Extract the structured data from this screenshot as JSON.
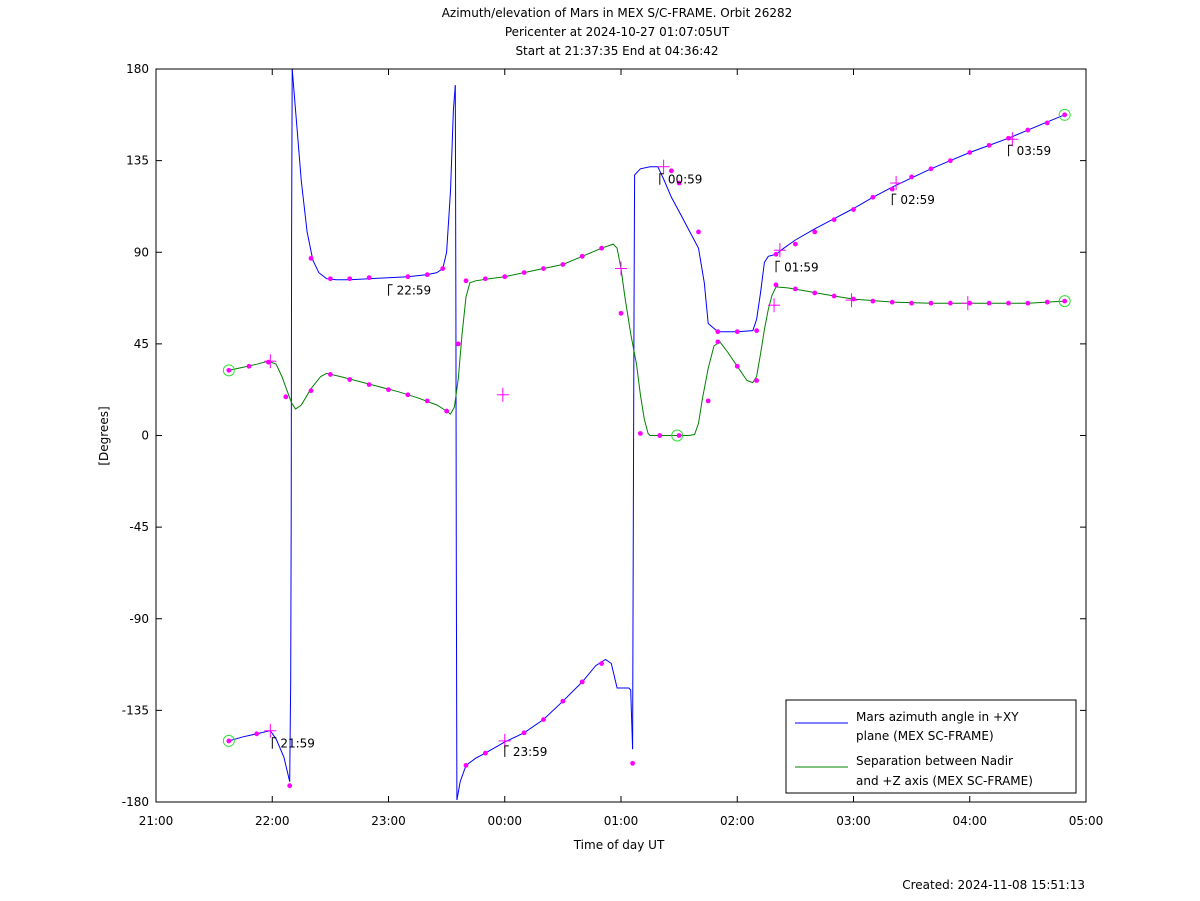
{
  "title_lines": [
    "Azimuth/elevation of Mars in MEX S/C-FRAME.  Orbit 26282",
    "Pericenter at 2024-10-27 01:07:05UT",
    "Start at 21:37:35 End at 04:36:42"
  ],
  "created": "Created: 2024-11-08 15:51:13",
  "chart_data": {
    "type": "line",
    "xlabel": "Time of day UT",
    "ylabel": "[Degrees]",
    "xlim": [
      0,
      480
    ],
    "ylim": [
      -180,
      180
    ],
    "xticks": [
      0,
      60,
      120,
      180,
      240,
      300,
      360,
      420,
      480
    ],
    "xtick_labels": [
      "21:00",
      "22:00",
      "23:00",
      "00:00",
      "01:00",
      "02:00",
      "03:00",
      "04:00",
      "05:00"
    ],
    "yticks": [
      180,
      135,
      90,
      45,
      0,
      -45,
      -90,
      -135,
      -180
    ],
    "ytick_labels": [
      "180",
      "135",
      "90",
      "45",
      "0",
      "-45",
      "-90",
      "-135",
      "-180"
    ],
    "legend_position": "bottom-right",
    "series": [
      {
        "name": "Mars azimuth angle in +XY plane (MEX SC-FRAME)",
        "legend_lines": [
          "Mars azimuth angle in +XY",
          "plane (MEX SC-FRAME)"
        ],
        "color": "#0000ff",
        "segments": [
          [
            [
              37.6,
              -150
            ],
            [
              45,
              -148
            ],
            [
              52,
              -146.5
            ],
            [
              59,
              -145
            ],
            [
              62,
              -149
            ],
            [
              66,
              -158
            ],
            [
              69,
              -170
            ]
          ],
          [
            [
              69,
              -170
            ],
            [
              69.5,
              -120
            ],
            [
              69.8,
              -40
            ],
            [
              70,
              100
            ],
            [
              70.3,
              180
            ]
          ],
          [
            [
              70.3,
              180
            ],
            [
              72,
              160
            ],
            [
              75,
              125
            ],
            [
              78,
              100
            ],
            [
              81,
              86
            ],
            [
              84,
              80
            ],
            [
              88,
              77
            ],
            [
              93,
              76.5
            ],
            [
              100,
              76.5
            ],
            [
              110,
              77
            ],
            [
              120,
              77.5
            ],
            [
              130,
              78
            ],
            [
              140,
              79
            ],
            [
              145,
              80
            ],
            [
              148,
              82
            ],
            [
              150,
              90
            ],
            [
              152,
              120
            ],
            [
              153.5,
              160
            ],
            [
              154.5,
              172
            ]
          ],
          [
            [
              154.5,
              172
            ],
            [
              154.8,
              60
            ],
            [
              155,
              -60
            ],
            [
              155.3,
              -179
            ]
          ],
          [
            [
              155.3,
              -179
            ],
            [
              157,
              -170
            ],
            [
              160,
              -162
            ],
            [
              165,
              -158.5
            ],
            [
              170,
              -156
            ],
            [
              180,
              -150.5
            ],
            [
              190,
              -146
            ],
            [
              200,
              -139.5
            ],
            [
              210,
              -130.5
            ],
            [
              220,
              -121
            ],
            [
              227,
              -113
            ],
            [
              232,
              -110
            ],
            [
              235,
              -112
            ],
            [
              238,
              -124
            ],
            [
              244,
              -124
            ],
            [
              245,
              -125
            ],
            [
              246,
              -154
            ]
          ],
          [
            [
              246,
              -154
            ],
            [
              246.3,
              -60
            ],
            [
              246.7,
              60
            ],
            [
              247,
              128
            ]
          ],
          [
            [
              247,
              128
            ],
            [
              250,
              131
            ],
            [
              255,
              132
            ],
            [
              259,
              132
            ],
            [
              262,
              126
            ],
            [
              266,
              117
            ],
            [
              270,
              110
            ],
            [
              275,
              101
            ],
            [
              280,
              92
            ],
            [
              283,
              75
            ],
            [
              285,
              55
            ],
            [
              290,
              51
            ],
            [
              300,
              51
            ],
            [
              308,
              51.5
            ],
            [
              310,
              57
            ],
            [
              312,
              70
            ],
            [
              314,
              85
            ],
            [
              316,
              88
            ],
            [
              320,
              89
            ],
            [
              324,
              92
            ],
            [
              330,
              96
            ],
            [
              340,
              101.5
            ],
            [
              350,
              106.5
            ],
            [
              360,
              111.5
            ],
            [
              370,
              117
            ],
            [
              380,
              122
            ],
            [
              390,
              126.5
            ],
            [
              400,
              131
            ],
            [
              410,
              135
            ],
            [
              420,
              139
            ],
            [
              430,
              142.5
            ],
            [
              440,
              146
            ],
            [
              450,
              150
            ],
            [
              460,
              154
            ],
            [
              469,
              157.5
            ]
          ]
        ],
        "markers": [
          [
            37.6,
            -150
          ],
          [
            52,
            -146.5
          ],
          [
            69,
            -172
          ],
          [
            80,
            87
          ],
          [
            90,
            77
          ],
          [
            100,
            77
          ],
          [
            110,
            77.5
          ],
          [
            130,
            78
          ],
          [
            140,
            79
          ],
          [
            148,
            82
          ],
          [
            156,
            45
          ],
          [
            160,
            -162
          ],
          [
            170,
            -156
          ],
          [
            190,
            -146
          ],
          [
            200,
            -139.5
          ],
          [
            210,
            -130.5
          ],
          [
            220,
            -121
          ],
          [
            230,
            -112
          ],
          [
            246,
            -161
          ],
          [
            266,
            130
          ],
          [
            270,
            124
          ],
          [
            280,
            100
          ],
          [
            290,
            51
          ],
          [
            300,
            51
          ],
          [
            310,
            51.5
          ],
          [
            320,
            89
          ],
          [
            330,
            94
          ],
          [
            340,
            100
          ],
          [
            350,
            106
          ],
          [
            360,
            111
          ],
          [
            370,
            117
          ],
          [
            380,
            121
          ],
          [
            390,
            127
          ],
          [
            400,
            131
          ],
          [
            410,
            135
          ],
          [
            420,
            139
          ],
          [
            430,
            142.5
          ],
          [
            440,
            146
          ],
          [
            450,
            150
          ],
          [
            460,
            153.5
          ],
          [
            469,
            157.5
          ]
        ],
        "crosses": [
          [
            59,
            -145
          ],
          [
            180,
            -150
          ],
          [
            262,
            132
          ],
          [
            322,
            91
          ],
          [
            382,
            124
          ],
          [
            442,
            145.5
          ]
        ],
        "circles": [
          [
            37.6,
            -150
          ],
          [
            469,
            157.5
          ]
        ]
      },
      {
        "name": "Separation between Nadir and +Z axis (MEX SC-FRAME)",
        "legend_lines": [
          "Separation between Nadir",
          "and +Z axis (MEX SC-FRAME)"
        ],
        "color": "#008000",
        "segments": [
          [
            [
              37.6,
              32
            ],
            [
              45,
              33.5
            ],
            [
              52,
              35
            ],
            [
              58,
              36.5
            ],
            [
              62,
              35
            ],
            [
              65,
              29
            ],
            [
              68,
              21
            ],
            [
              70,
              16
            ],
            [
              72,
              13
            ],
            [
              75,
              15
            ],
            [
              80,
              23
            ],
            [
              85,
              29
            ],
            [
              88,
              30.5
            ],
            [
              95,
              29
            ],
            [
              105,
              26.5
            ],
            [
              115,
              24
            ],
            [
              125,
              21.5
            ],
            [
              135,
              18.5
            ],
            [
              145,
              15
            ],
            [
              150,
              12
            ],
            [
              152,
              10.5
            ],
            [
              154,
              14
            ],
            [
              156,
              28
            ],
            [
              158,
              50
            ],
            [
              160,
              68
            ],
            [
              162,
              75
            ],
            [
              165,
              76
            ],
            [
              172,
              77
            ],
            [
              180,
              78
            ],
            [
              190,
              80
            ],
            [
              200,
              82
            ],
            [
              210,
              84
            ],
            [
              220,
              88
            ],
            [
              230,
              92
            ],
            [
              236,
              94
            ],
            [
              238,
              92
            ],
            [
              240,
              82
            ],
            [
              242,
              68
            ],
            [
              245,
              50
            ],
            [
              248,
              35
            ],
            [
              250,
              20
            ],
            [
              252,
              8
            ],
            [
              254,
              1
            ],
            [
              255,
              0
            ],
            [
              270,
              0
            ],
            [
              275,
              0
            ],
            [
              278,
              0.5
            ],
            [
              280,
              6
            ],
            [
              282,
              18
            ],
            [
              285,
              33
            ],
            [
              288,
              44
            ],
            [
              291,
              46
            ],
            [
              295,
              41
            ],
            [
              300,
              34
            ],
            [
              305,
              27
            ],
            [
              308,
              26
            ],
            [
              310,
              29
            ],
            [
              312,
              40
            ],
            [
              314,
              52
            ],
            [
              316,
              62
            ],
            [
              318,
              69
            ],
            [
              320,
              73
            ],
            [
              326,
              72.5
            ],
            [
              335,
              71
            ],
            [
              350,
              68.5
            ],
            [
              360,
              67
            ],
            [
              380,
              65.5
            ],
            [
              400,
              65
            ],
            [
              420,
              65
            ],
            [
              440,
              65
            ],
            [
              450,
              65
            ],
            [
              460,
              65.5
            ],
            [
              469,
              66
            ]
          ]
        ],
        "markers": [
          [
            37.6,
            32
          ],
          [
            48,
            34
          ],
          [
            58,
            36
          ],
          [
            67,
            19
          ],
          [
            80,
            22
          ],
          [
            90,
            30
          ],
          [
            100,
            27.5
          ],
          [
            110,
            25
          ],
          [
            120,
            22.5
          ],
          [
            130,
            20
          ],
          [
            140,
            17
          ],
          [
            150,
            12
          ],
          [
            160,
            76
          ],
          [
            170,
            77
          ],
          [
            180,
            78
          ],
          [
            190,
            80
          ],
          [
            200,
            82
          ],
          [
            210,
            84
          ],
          [
            220,
            88
          ],
          [
            230,
            92
          ],
          [
            240,
            60
          ],
          [
            250,
            1
          ],
          [
            260,
            0
          ],
          [
            270,
            0
          ],
          [
            285,
            17
          ],
          [
            290,
            46
          ],
          [
            300,
            34
          ],
          [
            310,
            27
          ],
          [
            320,
            74
          ],
          [
            330,
            72
          ],
          [
            340,
            70
          ],
          [
            350,
            68.5
          ],
          [
            360,
            67
          ],
          [
            370,
            66
          ],
          [
            380,
            65.5
          ],
          [
            390,
            65
          ],
          [
            400,
            65
          ],
          [
            410,
            65
          ],
          [
            420,
            65
          ],
          [
            430,
            65
          ],
          [
            440,
            65
          ],
          [
            450,
            65
          ],
          [
            460,
            65.5
          ],
          [
            469,
            66
          ]
        ],
        "crosses": [
          [
            59,
            36.5
          ],
          [
            179,
            20
          ],
          [
            240,
            82
          ],
          [
            319,
            64
          ],
          [
            359,
            66.5
          ],
          [
            419,
            65
          ]
        ],
        "circles": [
          [
            37.6,
            32
          ],
          [
            269,
            0
          ],
          [
            469,
            66
          ]
        ]
      }
    ],
    "annotations": [
      {
        "text": "21:59",
        "x": 59,
        "y": -145
      },
      {
        "text": "22:59",
        "x": 119,
        "y": 77.5
      },
      {
        "text": "23:59",
        "x": 179,
        "y": -149
      },
      {
        "text": "00:59",
        "x": 259,
        "y": 132
      },
      {
        "text": "01:59",
        "x": 319,
        "y": 89
      },
      {
        "text": "02:59",
        "x": 379,
        "y": 122
      },
      {
        "text": "03:59",
        "x": 439,
        "y": 146
      }
    ]
  }
}
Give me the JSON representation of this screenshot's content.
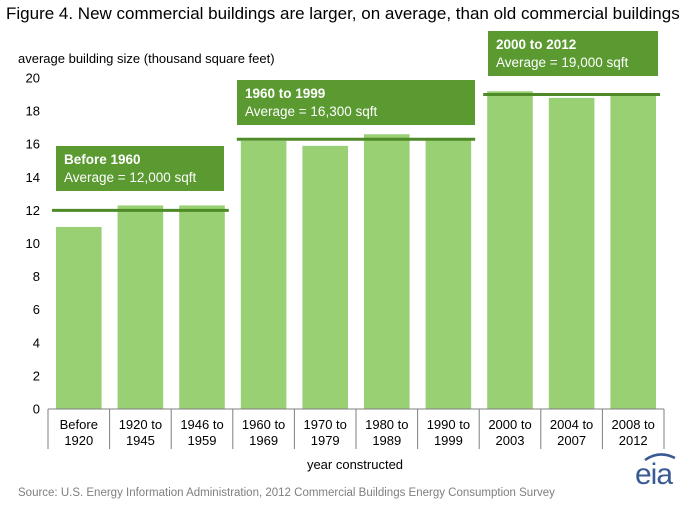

□ □ □

» WHAT THE TASK REQUIRES: Copy all lines from the material that contain "Separation".

» EXERCISE SOLUTION:
        "name": "Separation between Nadir and +Z axis (MEX SC-FRAME)",
          "Separation between Nadir",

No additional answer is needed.